● INPUT FOR THIS TASK:

---

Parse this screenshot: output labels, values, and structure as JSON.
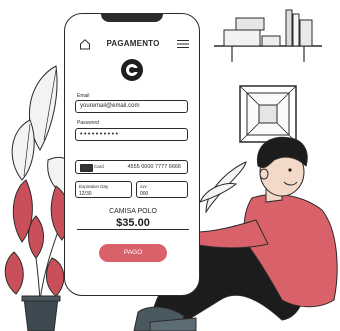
{
  "header": {
    "title": "PAGAMENTO"
  },
  "form": {
    "email_label": "Email",
    "email_value": "youremail@email.com",
    "password_label": "Password",
    "password_value": "••••••••••",
    "card_label": "Card",
    "card_number": "4555 0000 7777 6666",
    "expiration_label": "Expiration Day",
    "expiration_value": "12/30",
    "cvv_label": "cvv",
    "cvv_value": "000"
  },
  "product": {
    "name": "CAMISA POLO",
    "price": "$35.00"
  },
  "pay_button": {
    "label": "PAGO"
  },
  "colors": {
    "accent": "#d9626a",
    "ink": "#2b2b2b",
    "shirt": "#d9626a"
  }
}
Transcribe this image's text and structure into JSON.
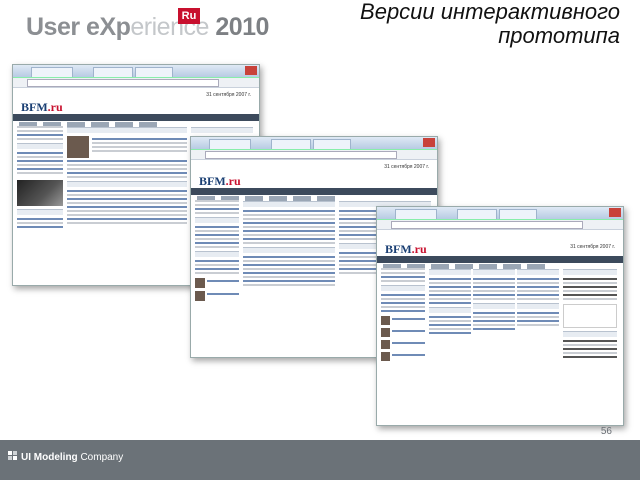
{
  "header": {
    "logo": {
      "part1": "User eXp",
      "part2": "erience",
      "year": " 2010",
      "badge": "Ru"
    },
    "title_line1": "Версии интерактивного",
    "title_line2": "прототипа"
  },
  "screenshots": [
    {
      "brand": "BFM",
      "brand_suffix": ".ru",
      "date": "31 сентября 2007 г."
    },
    {
      "brand": "BFM",
      "brand_suffix": ".ru",
      "date": "31 сентября 2007 г."
    },
    {
      "brand": "BFM",
      "brand_suffix": ".ru",
      "date": "31 сентября 2007 г."
    }
  ],
  "footer": {
    "company_bold": "UI Modeling",
    "company_light": " Company",
    "page_number": "56"
  },
  "colors": {
    "footer_bg": "#6b7278",
    "badge_red": "#c8102e",
    "brand_blue": "#1a3f73"
  }
}
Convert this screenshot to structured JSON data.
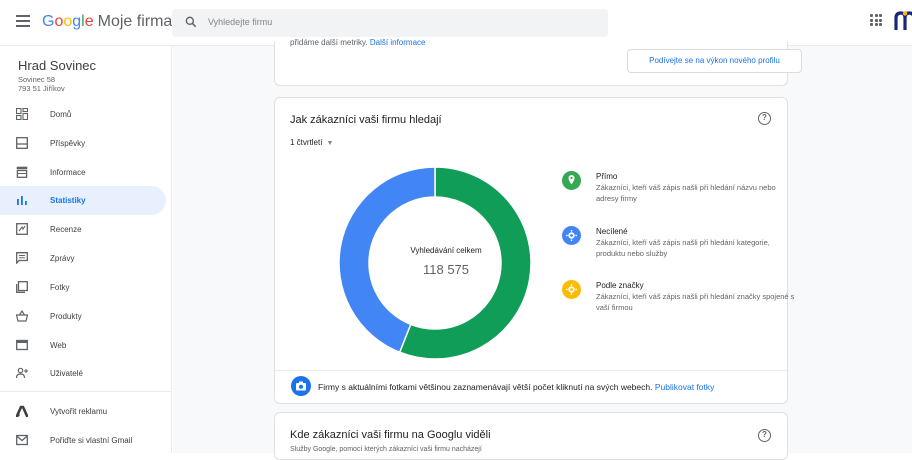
{
  "topbar": {
    "logo": {
      "g1": "G",
      "g2": "o",
      "g3": "o",
      "g4": "g",
      "g5": "l",
      "g6": "e",
      "product": "Moje firma"
    },
    "search_placeholder": "Vyhledejte firmu"
  },
  "business": {
    "name": "Hrad Sovinec",
    "address_line1": "Sovinec 58",
    "address_line2": "793 51 Jiříkov"
  },
  "sidebar": {
    "items": [
      {
        "label": "Domů",
        "icon": "home-grid-icon"
      },
      {
        "label": "Příspěvky",
        "icon": "posts-icon"
      },
      {
        "label": "Informace",
        "icon": "store-info-icon"
      },
      {
        "label": "Statistiky",
        "icon": "bar-chart-icon",
        "active": true
      },
      {
        "label": "Recenze",
        "icon": "review-icon"
      },
      {
        "label": "Zprávy",
        "icon": "message-icon"
      },
      {
        "label": "Fotky",
        "icon": "photo-icon"
      },
      {
        "label": "Produkty",
        "icon": "basket-icon"
      },
      {
        "label": "Web",
        "icon": "web-icon"
      },
      {
        "label": "Uživatelé",
        "icon": "add-user-icon"
      },
      {
        "label": "Vytvořit reklamu",
        "icon": "ads-icon"
      },
      {
        "label": "Pořiďte si vlastní Gmail",
        "icon": "mail-icon"
      }
    ]
  },
  "top_card": {
    "cut_text": "přidáme další metriky.",
    "cut_link": "Další informace",
    "button": "Podívejte se na výkon nového profilu"
  },
  "search_card": {
    "title": "Jak zákazníci vaši firmu hledají",
    "period": "1 čtvrtletí",
    "total_label": "Vyhledávání celkem",
    "total_value": "118 575",
    "legend": [
      {
        "title": "Přímo",
        "desc": "Zákazníci, kteří váš zápis našli při hledání názvu nebo adresy firmy",
        "color": "#34a853",
        "icon": "location-pin-icon"
      },
      {
        "title": "Necílené",
        "desc": "Zákazníci, kteří váš zápis našli při hledání kategorie, produktu nebo služby",
        "color": "#4285f4",
        "icon": "discovery-icon"
      },
      {
        "title": "Podle značky",
        "desc": "Zákazníci, kteří váš zápis našli při hledání značky spojené s vaší firmou",
        "color": "#fbbc05",
        "icon": "brand-icon"
      }
    ],
    "tip_text": "Firmy s aktuálními fotkami většinou zaznamenávají větší počet kliknutí na svých webech.",
    "tip_link": "Publikovat fotky"
  },
  "chart_data": {
    "type": "pie",
    "categories": [
      "Přímo",
      "Necílené",
      "Podle značky"
    ],
    "values": [
      0.56,
      0.44,
      0.0
    ],
    "colors": [
      "#0f9d58",
      "#4285f4",
      "#fbbc05"
    ]
  },
  "bottom_card": {
    "title": "Kde zákazníci vaši firmu na Googlu viděli",
    "sub": "Služby Google, pomocí kterých zákazníci vaši firmu nacházejí"
  }
}
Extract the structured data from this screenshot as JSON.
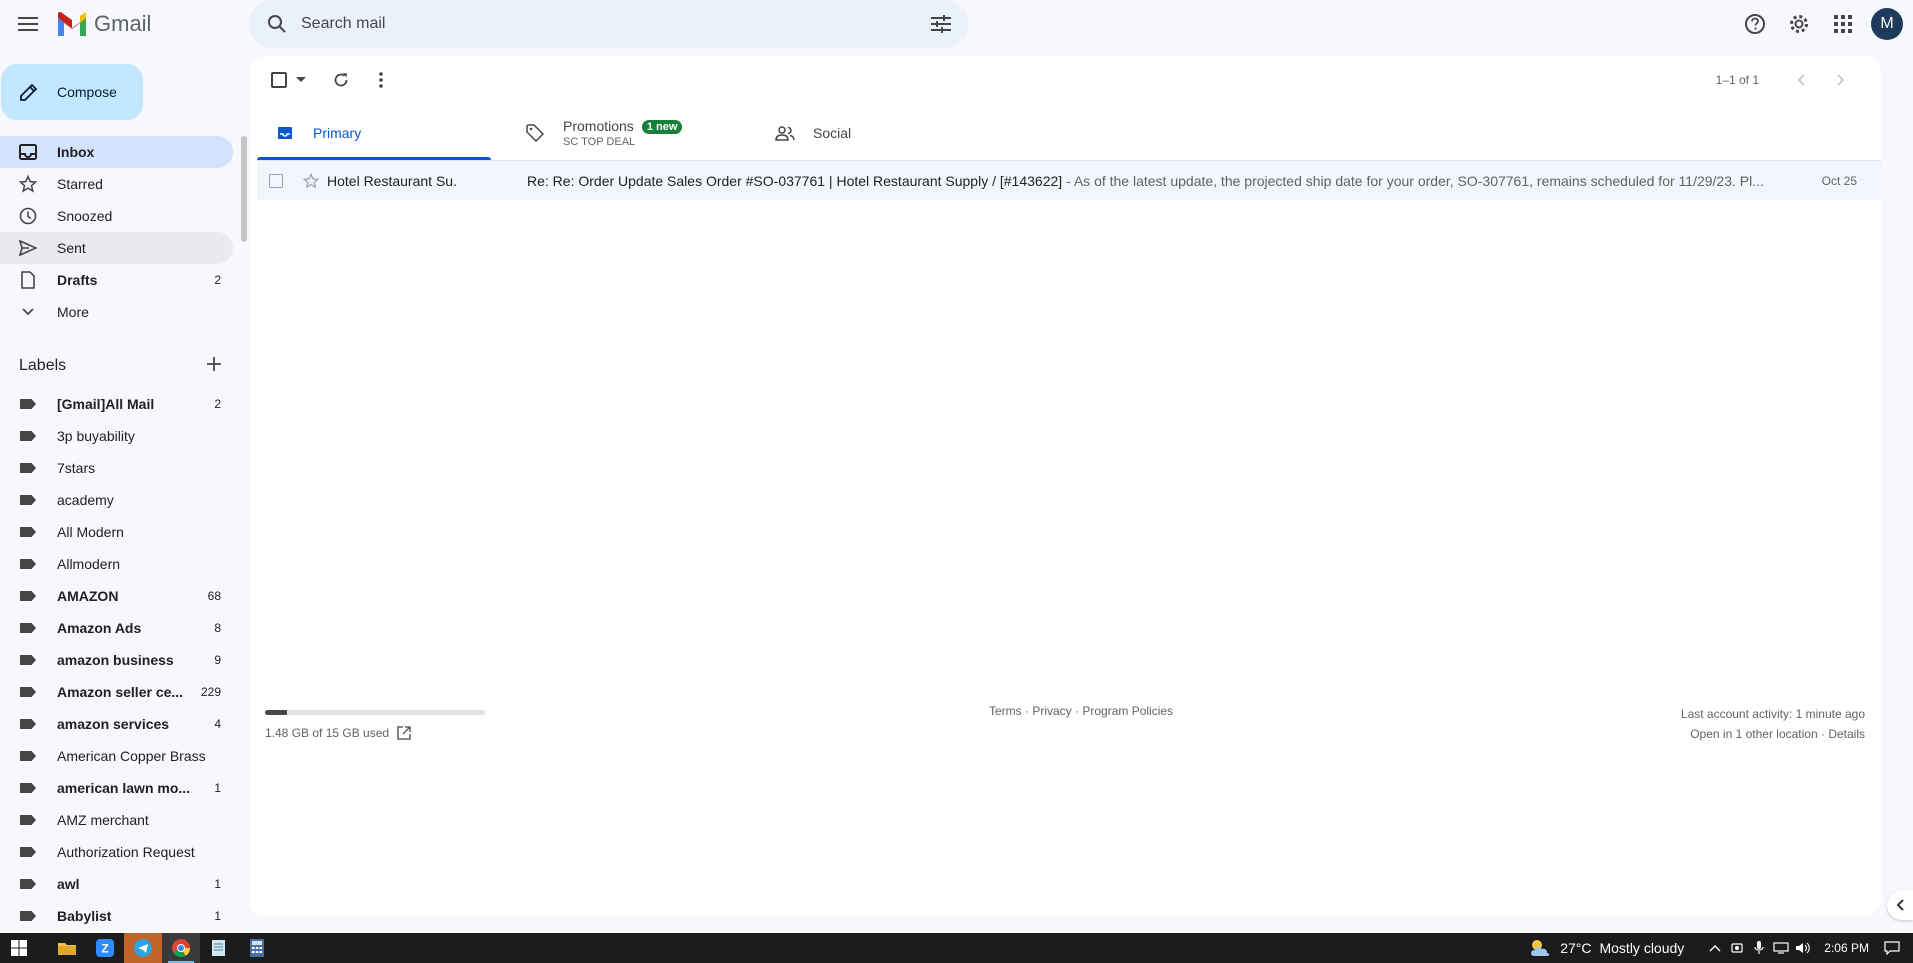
{
  "header": {
    "app_name": "Gmail",
    "search_placeholder": "Search mail",
    "avatar_initial": "M"
  },
  "sidebar": {
    "compose_label": "Compose",
    "nav": [
      {
        "label": "Inbox",
        "count": "",
        "icon": "inbox-icon",
        "active": true
      },
      {
        "label": "Starred",
        "count": "",
        "icon": "star-icon"
      },
      {
        "label": "Snoozed",
        "count": "",
        "icon": "clock-icon"
      },
      {
        "label": "Sent",
        "count": "",
        "icon": "send-icon"
      },
      {
        "label": "Drafts",
        "count": "2",
        "icon": "draft-icon"
      },
      {
        "label": "More",
        "count": "",
        "icon": "chevron-down-icon"
      }
    ],
    "labels_title": "Labels",
    "labels": [
      {
        "label": "[Gmail]All Mail",
        "count": "2",
        "bold": true
      },
      {
        "label": "3p buyability",
        "count": ""
      },
      {
        "label": "7stars",
        "count": ""
      },
      {
        "label": "academy",
        "count": ""
      },
      {
        "label": "All Modern",
        "count": ""
      },
      {
        "label": "Allmodern",
        "count": ""
      },
      {
        "label": "AMAZON",
        "count": "68",
        "bold": true
      },
      {
        "label": "Amazon Ads",
        "count": "8",
        "bold": true
      },
      {
        "label": "amazon business",
        "count": "9",
        "bold": true
      },
      {
        "label": "Amazon seller ce...",
        "count": "229",
        "bold": true
      },
      {
        "label": "amazon services",
        "count": "4",
        "bold": true
      },
      {
        "label": "American Copper Brass",
        "count": ""
      },
      {
        "label": "american lawn mo...",
        "count": "1",
        "bold": true
      },
      {
        "label": "AMZ merchant",
        "count": ""
      },
      {
        "label": "Authorization Request",
        "count": ""
      },
      {
        "label": "awl",
        "count": "1",
        "bold": true
      },
      {
        "label": "Babylist",
        "count": "1",
        "bold": true
      }
    ]
  },
  "toolbar": {
    "pagination": "1–1 of 1"
  },
  "tabs": [
    {
      "label": "Primary",
      "sub": "",
      "badge": "",
      "icon": "inbox-icon",
      "active": true
    },
    {
      "label": "Promotions",
      "sub": "SC TOP DEAL",
      "badge": "1 new",
      "icon": "tag-icon"
    },
    {
      "label": "Social",
      "sub": "",
      "badge": "",
      "icon": "people-icon"
    }
  ],
  "emails": [
    {
      "sender": "Hotel Restaurant Su.",
      "subject": "Re: Re: Order Update Sales Order #SO-037761 | Hotel Restaurant Supply / [#143622]",
      "snippet": " - As of the latest update, the projected ship date for your order, SO-307761, remains scheduled for 11/29/23. Pl...",
      "date": "Oct 25"
    }
  ],
  "footer": {
    "storage_text": "1.48 GB of 15 GB used",
    "storage_fraction": 0.099,
    "terms": "Terms",
    "privacy": "Privacy",
    "program_policies": "Program Policies",
    "separator": " · ",
    "activity_line1": "Last account activity: 1 minute ago",
    "activity_line2": "Open in 1 other location",
    "details": "Details"
  },
  "taskbar": {
    "temperature": "27°C",
    "weather": "Mostly cloudy",
    "time": "2:06 PM"
  }
}
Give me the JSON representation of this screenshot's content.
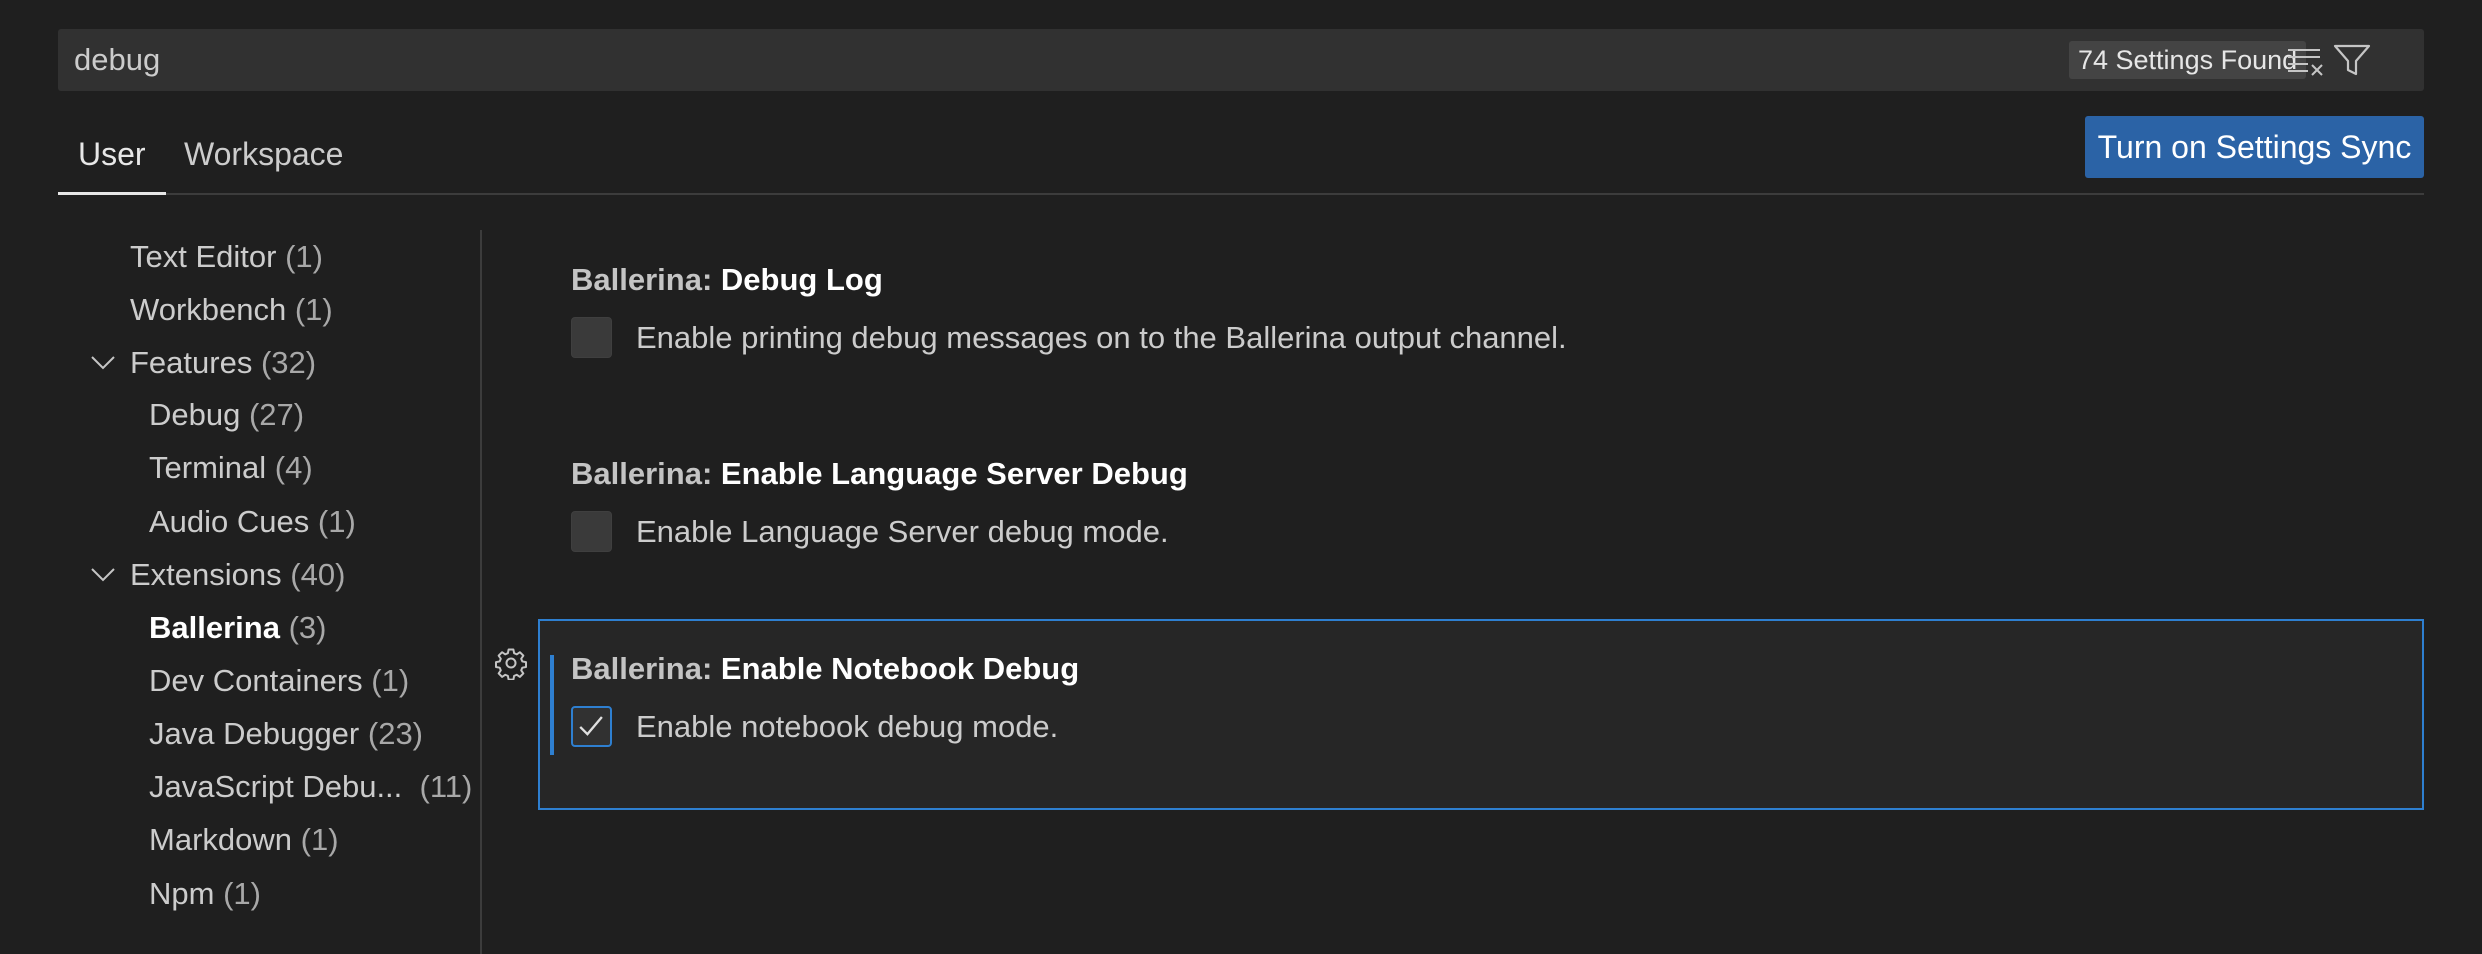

---

Take every line above carrying "desc" and return it.

● THE REPLY:
        "desc": "Zákazníci, kteří váš zápis našli při hledání názvu nebo adresy firmy",
        "desc": "Zákazníci, kteří váš zápis našli při hledání kategorie, produktu nebo služby",
        "desc": "Zákazníci, kteří váš zápis našli při hledání značky spojené s vaší firmou",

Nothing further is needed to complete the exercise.